▶ [Aim of the exercise]: Copy every line of the following data that includes the string "this".

▶ [Provided entries]:
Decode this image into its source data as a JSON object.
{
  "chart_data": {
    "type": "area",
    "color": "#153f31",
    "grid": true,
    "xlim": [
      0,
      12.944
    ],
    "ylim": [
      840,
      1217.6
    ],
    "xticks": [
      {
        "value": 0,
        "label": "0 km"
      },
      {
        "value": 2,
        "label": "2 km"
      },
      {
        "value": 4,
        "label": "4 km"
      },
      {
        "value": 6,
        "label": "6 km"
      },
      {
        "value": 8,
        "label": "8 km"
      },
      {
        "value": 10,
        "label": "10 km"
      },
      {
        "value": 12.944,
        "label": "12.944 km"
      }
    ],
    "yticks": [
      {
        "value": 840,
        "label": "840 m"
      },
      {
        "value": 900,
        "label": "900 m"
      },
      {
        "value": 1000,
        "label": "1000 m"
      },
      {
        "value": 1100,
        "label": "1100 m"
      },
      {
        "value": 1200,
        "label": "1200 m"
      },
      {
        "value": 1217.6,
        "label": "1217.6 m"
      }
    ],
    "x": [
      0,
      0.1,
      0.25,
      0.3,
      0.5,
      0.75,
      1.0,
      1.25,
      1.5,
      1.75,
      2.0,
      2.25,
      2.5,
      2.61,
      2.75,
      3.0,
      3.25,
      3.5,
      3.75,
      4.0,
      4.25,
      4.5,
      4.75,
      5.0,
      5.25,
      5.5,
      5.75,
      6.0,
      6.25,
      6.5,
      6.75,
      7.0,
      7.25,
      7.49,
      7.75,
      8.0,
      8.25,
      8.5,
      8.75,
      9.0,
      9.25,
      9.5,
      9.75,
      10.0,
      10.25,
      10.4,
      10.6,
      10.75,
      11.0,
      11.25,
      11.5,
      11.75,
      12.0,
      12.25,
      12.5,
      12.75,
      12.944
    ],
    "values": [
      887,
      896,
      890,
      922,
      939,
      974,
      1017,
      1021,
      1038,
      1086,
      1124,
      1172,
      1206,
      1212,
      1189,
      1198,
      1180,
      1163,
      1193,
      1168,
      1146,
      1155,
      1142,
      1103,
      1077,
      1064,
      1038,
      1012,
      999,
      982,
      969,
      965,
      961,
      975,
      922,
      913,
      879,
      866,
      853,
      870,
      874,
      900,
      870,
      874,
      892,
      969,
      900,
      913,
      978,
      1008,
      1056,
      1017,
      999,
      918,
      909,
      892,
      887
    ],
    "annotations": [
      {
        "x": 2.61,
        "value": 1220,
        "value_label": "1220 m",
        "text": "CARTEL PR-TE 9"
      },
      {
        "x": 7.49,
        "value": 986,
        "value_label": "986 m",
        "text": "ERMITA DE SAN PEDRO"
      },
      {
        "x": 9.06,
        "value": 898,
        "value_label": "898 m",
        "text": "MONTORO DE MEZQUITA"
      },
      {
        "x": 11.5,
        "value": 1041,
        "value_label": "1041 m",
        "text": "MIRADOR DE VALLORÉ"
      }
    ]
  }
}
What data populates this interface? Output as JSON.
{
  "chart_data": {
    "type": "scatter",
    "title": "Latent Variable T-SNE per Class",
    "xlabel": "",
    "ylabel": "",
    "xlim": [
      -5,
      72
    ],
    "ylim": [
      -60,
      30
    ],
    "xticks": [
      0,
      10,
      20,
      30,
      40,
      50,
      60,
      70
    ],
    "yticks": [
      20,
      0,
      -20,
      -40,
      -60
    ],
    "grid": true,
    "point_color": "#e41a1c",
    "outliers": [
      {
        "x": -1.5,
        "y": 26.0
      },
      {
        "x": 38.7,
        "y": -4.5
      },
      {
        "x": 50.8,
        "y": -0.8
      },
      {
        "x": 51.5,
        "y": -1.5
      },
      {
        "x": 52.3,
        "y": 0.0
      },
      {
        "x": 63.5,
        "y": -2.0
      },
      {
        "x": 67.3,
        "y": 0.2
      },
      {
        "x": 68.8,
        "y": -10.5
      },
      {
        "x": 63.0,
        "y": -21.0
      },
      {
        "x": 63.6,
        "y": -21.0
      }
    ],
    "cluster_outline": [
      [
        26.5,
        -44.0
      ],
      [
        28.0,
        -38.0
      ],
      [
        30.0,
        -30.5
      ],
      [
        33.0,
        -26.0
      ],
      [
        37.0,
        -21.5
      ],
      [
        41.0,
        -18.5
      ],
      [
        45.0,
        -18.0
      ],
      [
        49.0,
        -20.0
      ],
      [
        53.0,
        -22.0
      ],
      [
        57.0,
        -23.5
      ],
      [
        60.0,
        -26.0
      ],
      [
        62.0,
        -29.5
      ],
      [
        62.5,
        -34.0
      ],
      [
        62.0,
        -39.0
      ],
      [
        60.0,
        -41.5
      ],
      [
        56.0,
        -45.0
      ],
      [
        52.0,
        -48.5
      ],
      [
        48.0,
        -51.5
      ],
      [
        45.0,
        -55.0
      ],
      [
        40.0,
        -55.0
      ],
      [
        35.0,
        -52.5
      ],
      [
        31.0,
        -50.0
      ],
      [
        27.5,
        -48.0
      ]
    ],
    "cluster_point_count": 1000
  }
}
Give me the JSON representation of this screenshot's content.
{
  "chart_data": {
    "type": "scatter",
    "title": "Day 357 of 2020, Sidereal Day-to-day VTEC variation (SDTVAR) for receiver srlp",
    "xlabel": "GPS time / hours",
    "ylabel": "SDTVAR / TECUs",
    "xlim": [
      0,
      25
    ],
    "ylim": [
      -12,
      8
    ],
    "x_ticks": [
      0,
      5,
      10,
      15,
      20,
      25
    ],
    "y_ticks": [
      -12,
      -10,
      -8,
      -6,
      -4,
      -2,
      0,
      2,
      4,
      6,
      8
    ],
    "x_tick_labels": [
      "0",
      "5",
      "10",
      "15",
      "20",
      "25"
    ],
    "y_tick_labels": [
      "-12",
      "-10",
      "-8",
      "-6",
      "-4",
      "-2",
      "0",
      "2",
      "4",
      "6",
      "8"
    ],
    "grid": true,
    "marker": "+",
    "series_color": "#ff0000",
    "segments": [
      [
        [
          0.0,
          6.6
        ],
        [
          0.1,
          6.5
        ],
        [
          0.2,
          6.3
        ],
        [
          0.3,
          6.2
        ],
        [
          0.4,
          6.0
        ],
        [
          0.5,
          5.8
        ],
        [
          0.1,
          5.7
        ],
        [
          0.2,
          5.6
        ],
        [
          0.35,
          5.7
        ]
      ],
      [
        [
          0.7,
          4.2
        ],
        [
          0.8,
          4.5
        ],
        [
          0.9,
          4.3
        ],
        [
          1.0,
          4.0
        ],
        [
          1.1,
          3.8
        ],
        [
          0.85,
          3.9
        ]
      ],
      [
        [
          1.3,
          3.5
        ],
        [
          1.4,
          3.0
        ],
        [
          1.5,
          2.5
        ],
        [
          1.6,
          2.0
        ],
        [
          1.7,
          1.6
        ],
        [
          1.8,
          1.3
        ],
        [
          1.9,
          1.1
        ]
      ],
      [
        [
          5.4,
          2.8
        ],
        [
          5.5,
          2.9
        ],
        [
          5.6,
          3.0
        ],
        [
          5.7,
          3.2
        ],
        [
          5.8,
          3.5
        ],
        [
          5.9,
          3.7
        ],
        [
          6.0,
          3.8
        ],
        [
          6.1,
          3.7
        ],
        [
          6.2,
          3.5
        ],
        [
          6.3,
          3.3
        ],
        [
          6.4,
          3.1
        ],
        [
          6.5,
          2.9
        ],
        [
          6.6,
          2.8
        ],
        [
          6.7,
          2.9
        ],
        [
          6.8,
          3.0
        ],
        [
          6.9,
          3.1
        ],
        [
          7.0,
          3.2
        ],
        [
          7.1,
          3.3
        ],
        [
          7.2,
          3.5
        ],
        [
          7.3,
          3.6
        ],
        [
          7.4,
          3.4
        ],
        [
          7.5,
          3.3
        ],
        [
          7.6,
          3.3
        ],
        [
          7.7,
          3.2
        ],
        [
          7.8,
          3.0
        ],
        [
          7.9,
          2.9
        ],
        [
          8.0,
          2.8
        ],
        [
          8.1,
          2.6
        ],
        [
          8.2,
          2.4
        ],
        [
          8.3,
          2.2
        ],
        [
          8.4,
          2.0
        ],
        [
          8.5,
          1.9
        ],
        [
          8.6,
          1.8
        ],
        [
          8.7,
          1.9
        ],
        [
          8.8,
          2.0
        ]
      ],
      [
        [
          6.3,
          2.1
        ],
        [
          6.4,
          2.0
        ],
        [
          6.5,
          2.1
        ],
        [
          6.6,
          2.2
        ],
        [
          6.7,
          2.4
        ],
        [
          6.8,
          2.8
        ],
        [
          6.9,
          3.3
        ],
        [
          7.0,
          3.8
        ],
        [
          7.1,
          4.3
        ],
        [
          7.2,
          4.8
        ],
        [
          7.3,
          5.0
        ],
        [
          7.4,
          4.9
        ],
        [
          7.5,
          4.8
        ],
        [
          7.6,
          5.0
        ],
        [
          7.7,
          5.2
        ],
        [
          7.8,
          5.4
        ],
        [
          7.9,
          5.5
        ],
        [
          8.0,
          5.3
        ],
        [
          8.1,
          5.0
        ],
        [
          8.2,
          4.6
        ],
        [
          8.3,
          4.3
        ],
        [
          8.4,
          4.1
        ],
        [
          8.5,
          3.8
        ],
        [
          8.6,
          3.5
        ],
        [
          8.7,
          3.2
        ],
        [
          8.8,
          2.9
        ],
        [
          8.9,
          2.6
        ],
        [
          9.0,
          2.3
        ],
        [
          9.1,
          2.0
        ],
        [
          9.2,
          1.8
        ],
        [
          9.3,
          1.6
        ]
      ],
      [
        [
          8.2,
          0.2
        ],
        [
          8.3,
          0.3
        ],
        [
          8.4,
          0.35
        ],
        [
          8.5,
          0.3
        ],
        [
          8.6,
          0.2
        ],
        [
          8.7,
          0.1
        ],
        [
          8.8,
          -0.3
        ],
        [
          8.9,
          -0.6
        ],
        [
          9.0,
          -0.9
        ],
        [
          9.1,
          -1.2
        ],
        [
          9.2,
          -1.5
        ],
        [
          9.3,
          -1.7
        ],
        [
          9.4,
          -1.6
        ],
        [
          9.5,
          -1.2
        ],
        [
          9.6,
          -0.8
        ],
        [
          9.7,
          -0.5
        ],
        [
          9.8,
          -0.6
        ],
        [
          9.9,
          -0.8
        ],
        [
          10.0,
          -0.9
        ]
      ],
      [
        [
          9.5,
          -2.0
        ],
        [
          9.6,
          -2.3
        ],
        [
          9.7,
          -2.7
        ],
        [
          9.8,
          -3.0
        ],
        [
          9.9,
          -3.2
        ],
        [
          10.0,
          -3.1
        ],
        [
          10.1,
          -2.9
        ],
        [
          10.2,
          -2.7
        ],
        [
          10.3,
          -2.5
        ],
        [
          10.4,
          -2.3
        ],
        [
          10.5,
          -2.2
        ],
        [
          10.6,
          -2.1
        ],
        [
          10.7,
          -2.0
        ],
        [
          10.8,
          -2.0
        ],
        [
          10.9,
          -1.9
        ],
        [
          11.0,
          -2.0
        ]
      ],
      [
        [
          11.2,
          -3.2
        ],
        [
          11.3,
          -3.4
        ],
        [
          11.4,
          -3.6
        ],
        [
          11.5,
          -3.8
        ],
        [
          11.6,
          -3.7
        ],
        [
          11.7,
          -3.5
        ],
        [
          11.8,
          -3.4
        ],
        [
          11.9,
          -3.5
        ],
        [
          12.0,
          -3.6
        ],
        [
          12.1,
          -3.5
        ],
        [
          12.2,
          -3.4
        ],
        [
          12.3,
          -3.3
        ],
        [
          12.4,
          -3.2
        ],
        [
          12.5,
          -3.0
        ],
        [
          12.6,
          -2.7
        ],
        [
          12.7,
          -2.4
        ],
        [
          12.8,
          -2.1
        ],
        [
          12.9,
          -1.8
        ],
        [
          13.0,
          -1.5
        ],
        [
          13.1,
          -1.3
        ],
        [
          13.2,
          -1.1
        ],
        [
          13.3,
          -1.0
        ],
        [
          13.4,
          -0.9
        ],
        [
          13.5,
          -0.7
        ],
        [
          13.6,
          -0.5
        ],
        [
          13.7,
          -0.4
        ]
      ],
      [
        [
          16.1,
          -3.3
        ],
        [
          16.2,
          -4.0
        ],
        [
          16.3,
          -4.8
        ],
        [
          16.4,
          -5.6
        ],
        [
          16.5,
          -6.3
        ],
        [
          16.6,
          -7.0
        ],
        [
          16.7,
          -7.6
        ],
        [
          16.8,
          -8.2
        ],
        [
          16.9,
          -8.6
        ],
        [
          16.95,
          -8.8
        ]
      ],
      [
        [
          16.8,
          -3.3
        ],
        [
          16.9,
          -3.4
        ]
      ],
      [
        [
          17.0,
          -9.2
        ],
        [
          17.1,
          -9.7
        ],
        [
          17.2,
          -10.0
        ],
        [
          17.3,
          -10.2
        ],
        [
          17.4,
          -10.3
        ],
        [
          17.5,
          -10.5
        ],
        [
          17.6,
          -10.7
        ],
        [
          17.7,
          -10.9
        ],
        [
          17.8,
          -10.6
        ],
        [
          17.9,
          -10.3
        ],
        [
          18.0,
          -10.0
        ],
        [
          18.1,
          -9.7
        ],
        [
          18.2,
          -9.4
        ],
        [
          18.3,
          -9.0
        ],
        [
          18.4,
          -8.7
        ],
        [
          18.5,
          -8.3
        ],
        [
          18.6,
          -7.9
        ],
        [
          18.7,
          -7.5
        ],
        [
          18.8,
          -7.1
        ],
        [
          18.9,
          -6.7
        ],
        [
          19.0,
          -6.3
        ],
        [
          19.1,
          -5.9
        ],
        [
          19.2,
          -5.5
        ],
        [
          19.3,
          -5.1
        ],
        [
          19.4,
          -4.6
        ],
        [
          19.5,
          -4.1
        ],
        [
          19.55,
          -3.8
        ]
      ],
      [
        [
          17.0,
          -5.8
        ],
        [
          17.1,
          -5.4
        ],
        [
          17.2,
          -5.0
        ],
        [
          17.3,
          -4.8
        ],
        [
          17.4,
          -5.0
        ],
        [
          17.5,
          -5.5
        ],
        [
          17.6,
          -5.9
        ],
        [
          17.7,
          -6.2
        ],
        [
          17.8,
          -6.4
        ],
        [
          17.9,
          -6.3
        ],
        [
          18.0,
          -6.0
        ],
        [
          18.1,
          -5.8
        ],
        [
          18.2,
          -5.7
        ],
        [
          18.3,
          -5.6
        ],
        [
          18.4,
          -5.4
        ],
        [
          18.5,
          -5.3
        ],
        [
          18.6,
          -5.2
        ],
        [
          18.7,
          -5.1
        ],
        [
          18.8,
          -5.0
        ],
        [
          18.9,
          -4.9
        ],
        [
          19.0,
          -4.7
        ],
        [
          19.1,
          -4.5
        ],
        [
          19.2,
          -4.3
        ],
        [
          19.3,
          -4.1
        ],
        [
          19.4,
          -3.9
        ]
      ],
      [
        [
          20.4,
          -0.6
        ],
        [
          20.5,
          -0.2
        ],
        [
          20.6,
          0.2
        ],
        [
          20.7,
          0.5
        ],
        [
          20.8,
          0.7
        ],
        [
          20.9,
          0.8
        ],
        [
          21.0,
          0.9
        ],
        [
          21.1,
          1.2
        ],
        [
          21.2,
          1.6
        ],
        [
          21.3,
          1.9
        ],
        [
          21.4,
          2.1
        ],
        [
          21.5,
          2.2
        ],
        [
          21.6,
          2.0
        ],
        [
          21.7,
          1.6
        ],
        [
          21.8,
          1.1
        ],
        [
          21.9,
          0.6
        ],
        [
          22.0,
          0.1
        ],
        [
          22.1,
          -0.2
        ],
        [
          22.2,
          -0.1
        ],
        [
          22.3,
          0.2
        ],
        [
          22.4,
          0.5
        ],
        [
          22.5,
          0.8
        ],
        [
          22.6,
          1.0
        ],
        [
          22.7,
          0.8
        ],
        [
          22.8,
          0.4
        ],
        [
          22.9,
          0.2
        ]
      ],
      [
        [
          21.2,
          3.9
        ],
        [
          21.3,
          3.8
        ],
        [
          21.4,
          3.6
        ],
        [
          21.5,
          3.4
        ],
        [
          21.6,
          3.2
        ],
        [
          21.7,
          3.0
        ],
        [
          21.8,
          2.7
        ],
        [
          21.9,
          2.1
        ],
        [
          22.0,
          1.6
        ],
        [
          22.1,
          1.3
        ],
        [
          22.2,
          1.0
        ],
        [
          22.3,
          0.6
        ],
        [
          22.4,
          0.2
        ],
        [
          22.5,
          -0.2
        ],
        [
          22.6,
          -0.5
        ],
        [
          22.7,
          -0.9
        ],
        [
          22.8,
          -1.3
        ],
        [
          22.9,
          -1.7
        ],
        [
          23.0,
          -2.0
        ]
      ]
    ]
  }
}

▶ [Finished exercise]:
Decode this image into its source data as a JSON object.
What data populates this interface? Output as JSON.
Give me the JSON representation of this screenshot's content.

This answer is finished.